**Required task**
Which lines in the records below contain the word "venue"? Copy each one out.

- - -

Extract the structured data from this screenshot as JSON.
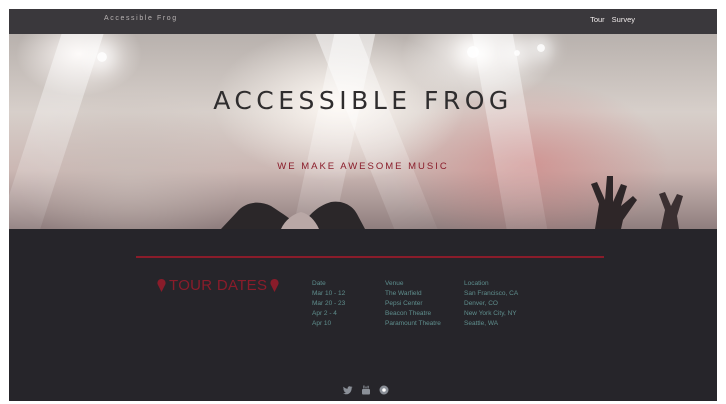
{
  "navbar": {
    "brand": "Accessible Frog",
    "links": [
      {
        "label": "Tour"
      },
      {
        "label": "Survey"
      }
    ]
  },
  "hero": {
    "title": "ACCESSIBLE FROG",
    "subtitle": "WE MAKE AWESOME MUSIC"
  },
  "tour": {
    "heading": "TOUR DATES",
    "columns": {
      "date": "Date",
      "venue": "Venue",
      "location": "Location"
    },
    "rows": [
      {
        "date": "Mar 10 - 12",
        "venue": "The Warfield",
        "location": "San Francisco, CA"
      },
      {
        "date": "Mar 20 - 23",
        "venue": "Pepsi Center",
        "location": "Denver, CO"
      },
      {
        "date": "Apr 2 - 4",
        "venue": "Beacon Theatre",
        "location": "New York City, NY"
      },
      {
        "date": "Apr 10",
        "venue": "Paramount Theatre",
        "location": "Seattle, WA"
      }
    ]
  },
  "social": [
    {
      "icon": "twitter-icon"
    },
    {
      "icon": "youtube-icon"
    },
    {
      "icon": "instagram-icon"
    }
  ],
  "colors": {
    "accent": "#8a1c2a",
    "table_text": "#5f8e8d",
    "background": "#26252a"
  }
}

- - -

**Finished exercise**
      "venue": "Venue",
        "venue": "The Warfield",
        "venue": "Pepsi Center",
        "venue": "Beacon Theatre",
        "venue": "Paramount Theatre",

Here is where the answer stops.